*Figure data in JSON:*

▼

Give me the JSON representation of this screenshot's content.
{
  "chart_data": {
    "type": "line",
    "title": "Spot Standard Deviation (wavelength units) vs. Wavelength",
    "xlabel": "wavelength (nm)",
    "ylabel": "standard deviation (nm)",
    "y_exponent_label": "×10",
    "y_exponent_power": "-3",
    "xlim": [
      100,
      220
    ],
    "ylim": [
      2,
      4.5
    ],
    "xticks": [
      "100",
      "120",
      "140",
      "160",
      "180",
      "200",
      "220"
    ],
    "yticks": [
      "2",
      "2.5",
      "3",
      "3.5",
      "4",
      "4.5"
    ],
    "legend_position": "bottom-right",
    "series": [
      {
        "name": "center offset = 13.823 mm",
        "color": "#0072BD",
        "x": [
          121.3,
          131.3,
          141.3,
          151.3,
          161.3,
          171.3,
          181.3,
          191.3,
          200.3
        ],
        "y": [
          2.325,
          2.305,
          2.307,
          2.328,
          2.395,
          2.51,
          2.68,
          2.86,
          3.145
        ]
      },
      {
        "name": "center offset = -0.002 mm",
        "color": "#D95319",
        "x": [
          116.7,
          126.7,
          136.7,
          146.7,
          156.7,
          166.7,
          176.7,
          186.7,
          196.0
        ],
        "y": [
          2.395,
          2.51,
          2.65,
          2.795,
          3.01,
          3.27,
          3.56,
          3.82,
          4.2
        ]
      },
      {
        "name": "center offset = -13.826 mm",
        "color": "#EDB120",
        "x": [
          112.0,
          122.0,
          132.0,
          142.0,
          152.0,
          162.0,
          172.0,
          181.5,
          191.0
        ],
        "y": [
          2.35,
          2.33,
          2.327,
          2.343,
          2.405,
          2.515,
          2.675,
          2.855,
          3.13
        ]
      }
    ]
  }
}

▲

*Problem requirements:* All of the entries above must be quoted exactly.

*Response below:*
Give me the JSON representation of this screenshot's content.
{
  "chart_data": {
    "type": "line",
    "title": "Spot Standard Deviation (wavelength units) vs. Wavelength",
    "xlabel": "wavelength (nm)",
    "ylabel": "standard deviation (nm)",
    "y_exponent_label": "×10",
    "y_exponent_power": "-3",
    "xlim": [
      100,
      220
    ],
    "ylim": [
      2,
      4.5
    ],
    "xticks": [
      "100",
      "120",
      "140",
      "160",
      "180",
      "200",
      "220"
    ],
    "yticks": [
      "2",
      "2.5",
      "3",
      "3.5",
      "4",
      "4.5"
    ],
    "legend_position": "bottom-right",
    "series": [
      {
        "name": "center offset = 13.823 mm",
        "color": "#0072BD",
        "x": [
          121.3,
          131.3,
          141.3,
          151.3,
          161.3,
          171.3,
          181.3,
          191.3,
          200.3
        ],
        "y": [
          2.325,
          2.305,
          2.307,
          2.328,
          2.395,
          2.51,
          2.68,
          2.86,
          3.145
        ]
      },
      {
        "name": "center offset = -0.002 mm",
        "color": "#D95319",
        "x": [
          116.7,
          126.7,
          136.7,
          146.7,
          156.7,
          166.7,
          176.7,
          186.7,
          196.0
        ],
        "y": [
          2.395,
          2.51,
          2.65,
          2.795,
          3.01,
          3.27,
          3.56,
          3.82,
          4.2
        ]
      },
      {
        "name": "center offset = -13.826 mm",
        "color": "#EDB120",
        "x": [
          112.0,
          122.0,
          132.0,
          142.0,
          152.0,
          162.0,
          172.0,
          181.5,
          191.0
        ],
        "y": [
          2.35,
          2.33,
          2.327,
          2.343,
          2.405,
          2.515,
          2.675,
          2.855,
          3.13
        ]
      }
    ]
  }
}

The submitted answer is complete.